_WRITTEN TASK_
Copy the data exactly as it appears, and do not include any pictures.

[Data records]
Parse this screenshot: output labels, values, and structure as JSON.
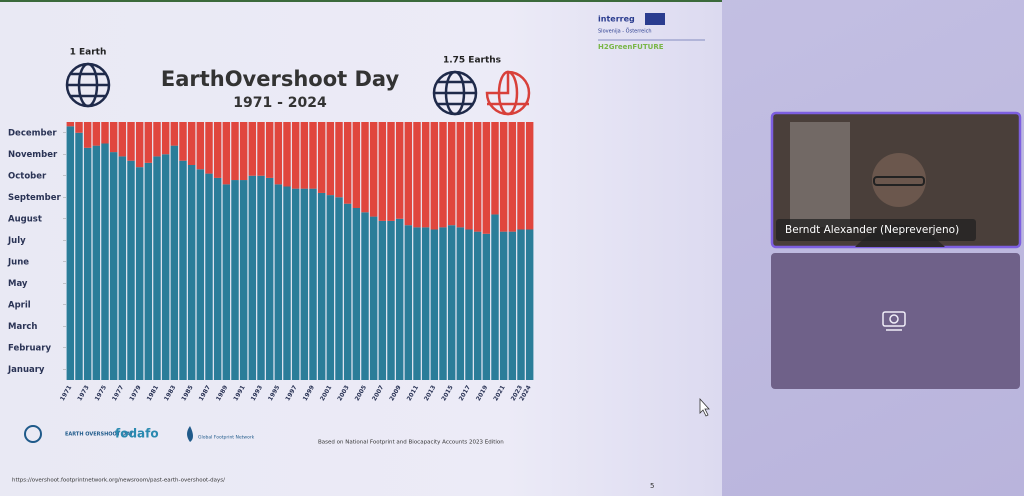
{
  "chart_data": {
    "type": "bar",
    "stacked": true,
    "title": "EarthOvershoot Day",
    "subtitle": "1971 - 2024",
    "categories": [
      "1971",
      null,
      "1973",
      null,
      "1975",
      null,
      "1977",
      null,
      "1979",
      null,
      "1981",
      null,
      "1983",
      null,
      "1985",
      null,
      "1987",
      null,
      "1989",
      null,
      "1991",
      null,
      "1993",
      null,
      "1995",
      null,
      "1997",
      null,
      "1999",
      null,
      "2001",
      null,
      "2003",
      null,
      "2005",
      null,
      "2007",
      null,
      "2009",
      null,
      "2011",
      null,
      "2013",
      null,
      "2015",
      null,
      "2017",
      null,
      "2019",
      null,
      "2021",
      null,
      "2023",
      "2024"
    ],
    "series": [
      {
        "color": "#2b7d99",
        "values": [
          11.8,
          11.5,
          10.8,
          10.9,
          11.0,
          10.6,
          10.4,
          10.2,
          9.9,
          10.1,
          10.4,
          10.5,
          10.9,
          10.2,
          10.0,
          9.8,
          9.6,
          9.4,
          9.1,
          9.3,
          9.3,
          9.5,
          9.5,
          9.4,
          9.1,
          9.0,
          8.9,
          8.9,
          8.9,
          8.7,
          8.6,
          8.5,
          8.2,
          8.0,
          7.8,
          7.6,
          7.4,
          7.4,
          7.5,
          7.2,
          7.1,
          7.1,
          7.0,
          7.1,
          7.2,
          7.1,
          7.0,
          6.9,
          6.8,
          7.7,
          6.9,
          6.9,
          7.0,
          7.0
        ]
      },
      {
        "color": "#e0463e",
        "values": [
          0.2,
          0.5,
          1.2,
          1.1,
          1.0,
          1.4,
          1.6,
          1.8,
          2.1,
          1.9,
          1.6,
          1.5,
          1.1,
          1.8,
          2.0,
          2.2,
          2.4,
          2.6,
          2.9,
          2.7,
          2.7,
          2.5,
          2.5,
          2.6,
          2.9,
          3.0,
          3.1,
          3.1,
          3.1,
          3.3,
          3.4,
          3.5,
          3.8,
          4.0,
          4.2,
          4.4,
          4.6,
          4.6,
          4.5,
          4.8,
          4.9,
          4.9,
          5.0,
          4.9,
          4.8,
          4.9,
          5.0,
          5.1,
          5.2,
          4.3,
          5.1,
          5.1,
          5.0,
          5.0
        ]
      }
    ],
    "ylim": [
      0,
      12
    ],
    "yticks": [
      {
        "value": 0.5,
        "label": "January"
      },
      {
        "value": 1.5,
        "label": "February"
      },
      {
        "value": 2.5,
        "label": "March"
      },
      {
        "value": 3.5,
        "label": "April"
      },
      {
        "value": 4.5,
        "label": "May"
      },
      {
        "value": 5.5,
        "label": "June"
      },
      {
        "value": 6.5,
        "label": "July"
      },
      {
        "value": 7.5,
        "label": "August"
      },
      {
        "value": 8.5,
        "label": "September"
      },
      {
        "value": 9.5,
        "label": "October"
      },
      {
        "value": 10.5,
        "label": "November"
      },
      {
        "value": 11.5,
        "label": "December"
      }
    ],
    "grid": false
  },
  "slide": {
    "left_caption": "1 Earth",
    "right_caption": "1.75 Earths",
    "interreg": "interreg",
    "region": "Slovenija - Österreich",
    "project": "H2GreenFUTURE",
    "logo_overshoot": "EARTH OVERSHOOT DAY",
    "logo_fodafo": "fodafo",
    "logo_gfn": "Global Footprint Network",
    "source": "Based on National Footprint and Biocapacity Accounts 2023 Edition",
    "url": "https://overshoot.footprintnetwork.org/newsroom/past-earth-overshoot-days/",
    "page": "5"
  },
  "call": {
    "participant": "Berndt Alexander (Nepreverjeno)"
  }
}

_THE ANSWER_
Parse this screenshot: output labels, values, and structure as JSON.
{
  "chart_data": {
    "type": "bar",
    "stacked": true,
    "title": "EarthOvershoot Day",
    "subtitle": "1971 - 2024",
    "categories": [
      "1971",
      null,
      "1973",
      null,
      "1975",
      null,
      "1977",
      null,
      "1979",
      null,
      "1981",
      null,
      "1983",
      null,
      "1985",
      null,
      "1987",
      null,
      "1989",
      null,
      "1991",
      null,
      "1993",
      null,
      "1995",
      null,
      "1997",
      null,
      "1999",
      null,
      "2001",
      null,
      "2003",
      null,
      "2005",
      null,
      "2007",
      null,
      "2009",
      null,
      "2011",
      null,
      "2013",
      null,
      "2015",
      null,
      "2017",
      null,
      "2019",
      null,
      "2021",
      null,
      "2023",
      "2024"
    ],
    "series": [
      {
        "color": "#2b7d99",
        "values": [
          11.8,
          11.5,
          10.8,
          10.9,
          11.0,
          10.6,
          10.4,
          10.2,
          9.9,
          10.1,
          10.4,
          10.5,
          10.9,
          10.2,
          10.0,
          9.8,
          9.6,
          9.4,
          9.1,
          9.3,
          9.3,
          9.5,
          9.5,
          9.4,
          9.1,
          9.0,
          8.9,
          8.9,
          8.9,
          8.7,
          8.6,
          8.5,
          8.2,
          8.0,
          7.8,
          7.6,
          7.4,
          7.4,
          7.5,
          7.2,
          7.1,
          7.1,
          7.0,
          7.1,
          7.2,
          7.1,
          7.0,
          6.9,
          6.8,
          7.7,
          6.9,
          6.9,
          7.0,
          7.0
        ]
      },
      {
        "color": "#e0463e",
        "values": [
          0.2,
          0.5,
          1.2,
          1.1,
          1.0,
          1.4,
          1.6,
          1.8,
          2.1,
          1.9,
          1.6,
          1.5,
          1.1,
          1.8,
          2.0,
          2.2,
          2.4,
          2.6,
          2.9,
          2.7,
          2.7,
          2.5,
          2.5,
          2.6,
          2.9,
          3.0,
          3.1,
          3.1,
          3.1,
          3.3,
          3.4,
          3.5,
          3.8,
          4.0,
          4.2,
          4.4,
          4.6,
          4.6,
          4.5,
          4.8,
          4.9,
          4.9,
          5.0,
          4.9,
          4.8,
          4.9,
          5.0,
          5.1,
          5.2,
          4.3,
          5.1,
          5.1,
          5.0,
          5.0
        ]
      }
    ],
    "ylim": [
      0,
      12
    ],
    "yticks": [
      {
        "value": 0.5,
        "label": "January"
      },
      {
        "value": 1.5,
        "label": "February"
      },
      {
        "value": 2.5,
        "label": "March"
      },
      {
        "value": 3.5,
        "label": "April"
      },
      {
        "value": 4.5,
        "label": "May"
      },
      {
        "value": 5.5,
        "label": "June"
      },
      {
        "value": 6.5,
        "label": "July"
      },
      {
        "value": 7.5,
        "label": "August"
      },
      {
        "value": 8.5,
        "label": "September"
      },
      {
        "value": 9.5,
        "label": "October"
      },
      {
        "value": 10.5,
        "label": "November"
      },
      {
        "value": 11.5,
        "label": "December"
      }
    ],
    "grid": false
  },
  "slide": {
    "left_caption": "1 Earth",
    "right_caption": "1.75 Earths",
    "interreg": "interreg",
    "region": "Slovenija - Österreich",
    "project": "H2GreenFUTURE",
    "logo_overshoot": "EARTH OVERSHOOT DAY",
    "logo_fodafo": "fodafo",
    "logo_gfn": "Global Footprint Network",
    "source": "Based on National Footprint and Biocapacity Accounts 2023 Edition",
    "url": "https://overshoot.footprintnetwork.org/newsroom/past-earth-overshoot-days/",
    "page": "5"
  },
  "call": {
    "participant": "Berndt Alexander (Nepreverjeno)"
  }
}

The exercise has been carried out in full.